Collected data
<<<<

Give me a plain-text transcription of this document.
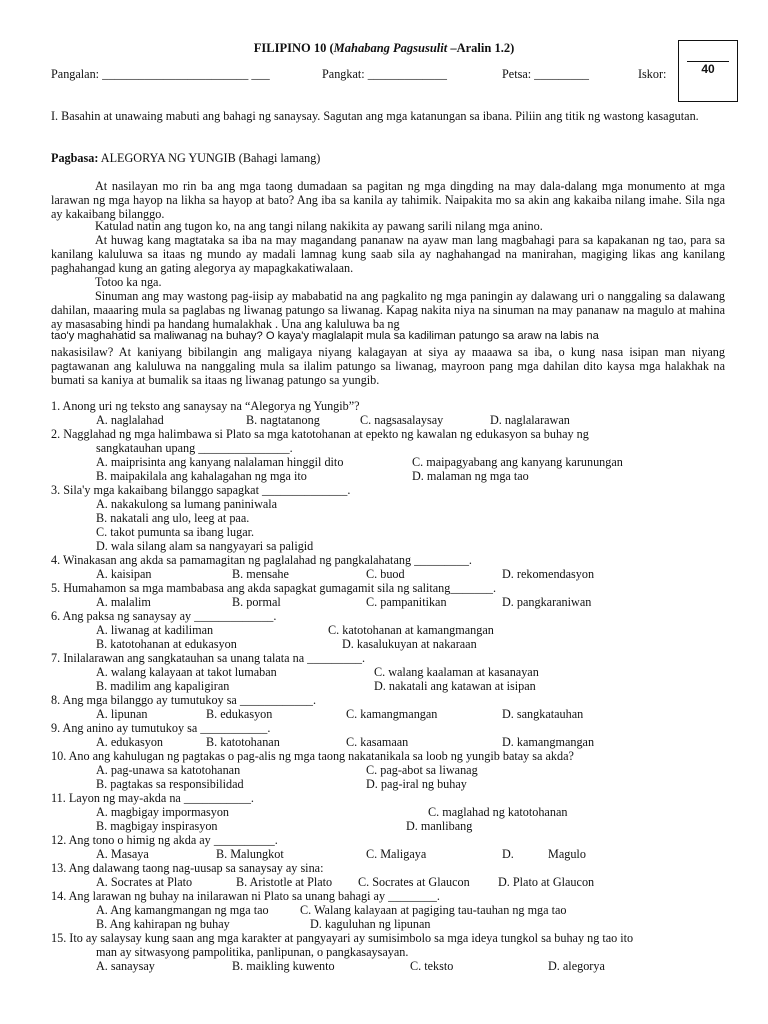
FILIPINO 10 (Mahabang Pagsusulit –Aralin 1.2)
40
Pangalan: ________________________ ___	Pangkat: _____________	Petsa: _________	Iskor:
I. Basahin at unawaing mabuti ang bahagi ng sanaysay. Sagutan ang mga katanungan sa ibana. Piliin ang titik ng wastong kasagutan.
Pagbasa: ALEGORYA NG YUNGIB (Bahagi lamang)
At nasilayan mo rin ba ang mga taong dumadaan sa pagitan ng mga dingding na may dala-dalang mga monumento at mga larawan ng mga hayop na likha sa hayop at bato? Ang iba sa kanila ay tahimik. Naipakita mo sa akin ang kakaiba nilang imahe. Sila nga ay kakaibang bilanggo.
Katulad natin ang tugon ko, na ang tangi nilang nakikita ay pawang sarili nilang mga anino.
At huwag kang magtataka sa iba na may magandang pananaw na ayaw man lang magbahagi para sa kapakanan ng tao, para sa kanilang kaluluwa sa itaas ng mundo ay madali lamnag kung saab sila ay naghahangad na manirahan, magiging likas ang kanilang paghahangad kung an gating alegorya ay mapagkakatiwalaan.
Totoo ka nga.
Sinuman ang may wastong pag-iisip ay mababatid na ang pagkalito ng mga paningin ay dalawang uri o nanggaling sa dalawang dahilan, maaaring mula sa paglabas ng liwanag patungo sa liwanag. Kapag nakita niya na sinuman na may pananaw na magulo at mahina ay masasabing hindi pa handang humalakhak . Una ang kaluluwa ba ng
tao'y maghahatid sa maliwanag na buhay? O kaya'y maglalapit mula sa kadiliman patungo sa araw na labis na
nakasisilaw? At kaniyang bibilangin ang maligaya niyang kalagayan at siya ay maaawa sa iba, o kung nasa isipan man niyang pagtawanan ang kaluluwa na nanggaling mula sa ilalim patungo sa liwanag, mayroon pang mga dahilan dito kaysa mga halakhak na bumati sa kaniya at bumalik sa itaas ng liwanag patungo sa yungib.
1. Anong uri ng teksto ang sanaysay na “Alegorya ng Yungib”?
A. naglalahad	B. nagtatanong	C. nagsasalaysay	D. naglalarawan
2. Nagglahad ng mga halimbawa si Plato sa mga katotohanan at epekto ng kawalan ng edukasyon sa buhay ng
sangkatauhan upang _______________.
A. maiprisinta ang kanyang nalalaman hinggil dito	C. maipagyabang ang kanyang karunungan
B. maipakilala ang kahalagahan ng mga ito	D. malaman ng mga tao
3. Sila'y mga kakaibang bilanggo sapagkat ______________.
A. nakakulong sa lumang paniniwala
B. nakatali ang ulo, leeg at paa.
C. takot pumunta sa ibang lugar.
D. wala silang alam sa nangyayari sa paligid
4. Winakasan ang akda sa pamamagitan ng paglalahad ng pangkalahatang _________.
A. kaisipan	B. mensahe	C. buod	D. rekomendasyon
5. Humahamon sa mga mambabasa ang akda sapagkat gumagamit sila ng salitang_______.
A. malalim	B. pormal	C. pampanitikan	D. pangkaraniwan
6. Ang paksa ng sanaysay ay _____________.
A. liwanag at kadiliman	C. katotohanan at kamangmangan
B. katotohanan at edukasyon	D. kasalukuyan at nakaraan
7. Inilalarawan ang sangkatauhan sa unang talata na _________.
A. walang kalayaan at takot lumaban	C. walang kaalaman at kasanayan
B. madilim ang kapaligiran	D. nakatali ang katawan at isipan
8. Ang mga bilanggo ay tumutukoy sa ____________.
A. lipunan	B. edukasyon	C. kamangmangan	D. sangkatauhan
9. Ang anino ay tumutukoy sa ___________.
A. edukasyon	B. katotohanan	C. kasamaan	D. kamangmangan
10. Ano ang kahulugan ng pagtakas o pag-alis ng mga taong nakatanikala sa loob ng yungib batay sa akda?
A. pag-unawa sa katotohanan	C. pag-abot sa liwanag
B. pagtakas sa responsibilidad	D. pag-iral ng buhay
11. Layon ng may-akda na ___________.
A. magbigay impormasyon	C. maglahad ng katotohanan
B. magbigay inspirasyon	D. manlibang
12. Ang tono o himig ng akda ay __________.
A. Masaya	B. Malungkot	C. Maligaya	D.	Magulo
13. Ang dalawang taong nag-uusap sa sanaysay ay sina:
A. Socrates at Plato	B. Aristotle at Plato C. Socrates at Glaucon D. Plato at Glaucon
14. Ang larawan ng buhay na inilarawan ni Plato sa unang bahagi ay ________.
A. Ang kamangmangan ng mga tao	C. Walang kalayaan at pagiging tau-tauhan ng mga tao
B. Ang kahirapan ng buhay	D. kaguluhan ng lipunan
15. Ito ay salaysay kung saan ang mga karakter at pangyayari ay sumisimbolo sa mga ideya tungkol sa buhay ng tao ito
man ay sitwasyong pampolitika, panlipunan, o pangkasaysayan.
A. sanaysay	B. maikling kuwento	C. teksto	D. alegorya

>>>>

**Set problem**
Extract all the data above exactly, excluding every picture.

**Worked answer**
Give me a plain-text transcription of this document.
FILIPINO 10 (Mahabang Pagsusulit –Aralin 1.2)
40
Pangalan: ________________________ ___	Pangkat: _____________	Petsa: _________	Iskor:
I. Basahin at unawaing mabuti ang bahagi ng sanaysay. Sagutan ang mga katanungan sa ibana. Piliin ang titik ng wastong kasagutan.
Pagbasa: ALEGORYA NG YUNGIB (Bahagi lamang)
At nasilayan mo rin ba ang mga taong dumadaan sa pagitan ng mga dingding na may dala-dalang mga monumento at mga larawan ng mga hayop na likha sa hayop at bato? Ang iba sa kanila ay tahimik. Naipakita mo sa akin ang kakaiba nilang imahe. Sila nga ay kakaibang bilanggo.
Katulad natin ang tugon ko, na ang tangi nilang nakikita ay pawang sarili nilang mga anino.
At huwag kang magtataka sa iba na may magandang pananaw na ayaw man lang magbahagi para sa kapakanan ng tao, para sa kanilang kaluluwa sa itaas ng mundo ay madali lamnag kung saab sila ay naghahangad na manirahan, magiging likas ang kanilang paghahangad kung an gating alegorya ay mapagkakatiwalaan.
Totoo ka nga.
Sinuman ang may wastong pag-iisip ay mababatid na ang pagkalito ng mga paningin ay dalawang uri o nanggaling sa dalawang dahilan, maaaring mula sa paglabas ng liwanag patungo sa liwanag. Kapag nakita niya na sinuman na may pananaw na magulo at mahina ay masasabing hindi pa handang humalakhak . Una ang kaluluwa ba ng
tao'y maghahatid sa maliwanag na buhay? O kaya'y maglalapit mula sa kadiliman patungo sa araw na labis na
nakasisilaw? At kaniyang bibilangin ang maligaya niyang kalagayan at siya ay maaawa sa iba, o kung nasa isipan man niyang pagtawanan ang kaluluwa na nanggaling mula sa ilalim patungo sa liwanag, mayroon pang mga dahilan dito kaysa mga halakhak na bumati sa kaniya at bumalik sa itaas ng liwanag patungo sa yungib.
1. Anong uri ng teksto ang sanaysay na “Alegorya ng Yungib”?
A. naglalahad	B. nagtatanong	C. nagsasalaysay	D. naglalarawan
2. Nagglahad ng mga halimbawa si Plato sa mga katotohanan at epekto ng kawalan ng edukasyon sa buhay ng
sangkatauhan upang _______________.
A. maiprisinta ang kanyang nalalaman hinggil dito	C. maipagyabang ang kanyang karunungan
B. maipakilala ang kahalagahan ng mga ito	D. malaman ng mga tao
3. Sila'y mga kakaibang bilanggo sapagkat ______________.
A. nakakulong sa lumang paniniwala
B. nakatali ang ulo, leeg at paa.
C. takot pumunta sa ibang lugar.
D. wala silang alam sa nangyayari sa paligid
4. Winakasan ang akda sa pamamagitan ng paglalahad ng pangkalahatang _________.
A. kaisipan	B. mensahe	C. buod	D. rekomendasyon
5. Humahamon sa mga mambabasa ang akda sapagkat gumagamit sila ng salitang_______.
A. malalim	B. pormal	C. pampanitikan	D. pangkaraniwan
6. Ang paksa ng sanaysay ay _____________.
A. liwanag at kadiliman	C. katotohanan at kamangmangan
B. katotohanan at edukasyon	D. kasalukuyan at nakaraan
7. Inilalarawan ang sangkatauhan sa unang talata na _________.
A. walang kalayaan at takot lumaban	C. walang kaalaman at kasanayan
B. madilim ang kapaligiran	D. nakatali ang katawan at isipan
8. Ang mga bilanggo ay tumutukoy sa ____________.
A. lipunan	B. edukasyon	C. kamangmangan	D. sangkatauhan
9. Ang anino ay tumutukoy sa ___________.
A. edukasyon	B. katotohanan	C. kasamaan	D. kamangmangan
10. Ano ang kahulugan ng pagtakas o pag-alis ng mga taong nakatanikala sa loob ng yungib batay sa akda?
A. pag-unawa sa katotohanan	C. pag-abot sa liwanag
B. pagtakas sa responsibilidad	D. pag-iral ng buhay
11. Layon ng may-akda na ___________.
A. magbigay impormasyon	C. maglahad ng katotohanan
B. magbigay inspirasyon	D. manlibang
12. Ang tono o himig ng akda ay __________.
A. Masaya	B. Malungkot	C. Maligaya	D.	Magulo
13. Ang dalawang taong nag-uusap sa sanaysay ay sina:
A. Socrates at Plato	B. Aristotle at Plato C. Socrates at Glaucon D. Plato at Glaucon
14. Ang larawan ng buhay na inilarawan ni Plato sa unang bahagi ay ________.
A. Ang kamangmangan ng mga tao	C. Walang kalayaan at pagiging tau-tauhan ng mga tao
B. Ang kahirapan ng buhay	D. kaguluhan ng lipunan
15. Ito ay salaysay kung saan ang mga karakter at pangyayari ay sumisimbolo sa mga ideya tungkol sa buhay ng tao ito
man ay sitwasyong pampolitika, panlipunan, o pangkasaysayan.
A. sanaysay	B. maikling kuwento	C. teksto	D. alegorya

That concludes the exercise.